• DESCRIPTION OF THE TASK:
Reproduce every entry in the listing without alteration.

Figure data in JSON
▼

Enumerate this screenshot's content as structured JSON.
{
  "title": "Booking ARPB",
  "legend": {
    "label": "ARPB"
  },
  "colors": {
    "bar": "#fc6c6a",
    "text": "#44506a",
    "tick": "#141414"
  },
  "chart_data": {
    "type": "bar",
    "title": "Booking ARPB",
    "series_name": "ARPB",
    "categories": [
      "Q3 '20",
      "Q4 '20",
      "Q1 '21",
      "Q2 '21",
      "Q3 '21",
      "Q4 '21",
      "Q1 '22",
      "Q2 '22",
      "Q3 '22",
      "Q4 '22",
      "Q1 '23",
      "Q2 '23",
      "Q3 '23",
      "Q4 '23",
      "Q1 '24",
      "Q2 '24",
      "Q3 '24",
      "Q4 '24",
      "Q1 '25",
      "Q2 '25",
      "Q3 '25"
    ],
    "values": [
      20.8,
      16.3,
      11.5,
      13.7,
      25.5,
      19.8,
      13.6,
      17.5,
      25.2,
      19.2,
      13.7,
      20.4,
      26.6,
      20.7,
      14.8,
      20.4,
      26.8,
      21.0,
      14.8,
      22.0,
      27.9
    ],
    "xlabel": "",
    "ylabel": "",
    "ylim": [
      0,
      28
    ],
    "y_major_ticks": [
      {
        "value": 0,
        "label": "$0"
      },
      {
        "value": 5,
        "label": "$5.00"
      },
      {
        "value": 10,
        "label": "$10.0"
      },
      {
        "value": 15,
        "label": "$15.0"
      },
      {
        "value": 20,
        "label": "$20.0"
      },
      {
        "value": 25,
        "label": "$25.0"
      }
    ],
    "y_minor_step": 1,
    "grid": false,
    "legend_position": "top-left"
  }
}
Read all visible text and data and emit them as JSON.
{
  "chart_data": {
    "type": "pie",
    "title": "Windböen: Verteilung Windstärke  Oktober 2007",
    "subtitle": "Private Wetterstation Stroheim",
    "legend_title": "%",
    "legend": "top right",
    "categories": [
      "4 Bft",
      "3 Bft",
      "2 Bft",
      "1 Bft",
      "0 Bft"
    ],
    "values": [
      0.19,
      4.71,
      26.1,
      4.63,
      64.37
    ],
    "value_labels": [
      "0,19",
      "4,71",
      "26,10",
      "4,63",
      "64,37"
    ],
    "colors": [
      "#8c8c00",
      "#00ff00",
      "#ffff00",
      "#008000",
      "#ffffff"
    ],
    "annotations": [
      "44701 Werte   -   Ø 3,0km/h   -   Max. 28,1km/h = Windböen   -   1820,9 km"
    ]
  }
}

▲

• COMPLETE ANSWER:
Enumerate this screenshot's content as structured JSON.
{
  "title": "Booking ARPB",
  "legend": {
    "label": "ARPB"
  },
  "colors": {
    "bar": "#fc6c6a",
    "text": "#44506a",
    "tick": "#141414"
  },
  "chart_data": {
    "type": "bar",
    "title": "Booking ARPB",
    "series_name": "ARPB",
    "categories": [
      "Q3 '20",
      "Q4 '20",
      "Q1 '21",
      "Q2 '21",
      "Q3 '21",
      "Q4 '21",
      "Q1 '22",
      "Q2 '22",
      "Q3 '22",
      "Q4 '22",
      "Q1 '23",
      "Q2 '23",
      "Q3 '23",
      "Q4 '23",
      "Q1 '24",
      "Q2 '24",
      "Q3 '24",
      "Q4 '24",
      "Q1 '25",
      "Q2 '25",
      "Q3 '25"
    ],
    "values": [
      20.8,
      16.3,
      11.5,
      13.7,
      25.5,
      19.8,
      13.6,
      17.5,
      25.2,
      19.2,
      13.7,
      20.4,
      26.6,
      20.7,
      14.8,
      20.4,
      26.8,
      21.0,
      14.8,
      22.0,
      27.9
    ],
    "xlabel": "",
    "ylabel": "",
    "ylim": [
      0,
      28
    ],
    "y_major_ticks": [
      {
        "value": 0,
        "label": "$0"
      },
      {
        "value": 5,
        "label": "$5.00"
      },
      {
        "value": 10,
        "label": "$10.0"
      },
      {
        "value": 15,
        "label": "$15.0"
      },
      {
        "value": 20,
        "label": "$20.0"
      },
      {
        "value": 25,
        "label": "$25.0"
      }
    ],
    "y_minor_step": 1,
    "grid": false,
    "legend_position": "top-left"
  }
}
Read all visible text and data and emit them as JSON.
{
  "chart_data": {
    "type": "pie",
    "title": "Windböen: Verteilung Windstärke  Oktober 2007",
    "subtitle": "Private Wetterstation Stroheim",
    "legend_title": "%",
    "legend": "top right",
    "categories": [
      "4 Bft",
      "3 Bft",
      "2 Bft",
      "1 Bft",
      "0 Bft"
    ],
    "values": [
      0.19,
      4.71,
      26.1,
      4.63,
      64.37
    ],
    "value_labels": [
      "0,19",
      "4,71",
      "26,10",
      "4,63",
      "64,37"
    ],
    "colors": [
      "#8c8c00",
      "#00ff00",
      "#ffff00",
      "#008000",
      "#ffffff"
    ],
    "annotations": [
      "44701 Werte   -   Ø 3,0km/h   -   Max. 28,1km/h = Windböen   -   1820,9 km"
    ]
  }
}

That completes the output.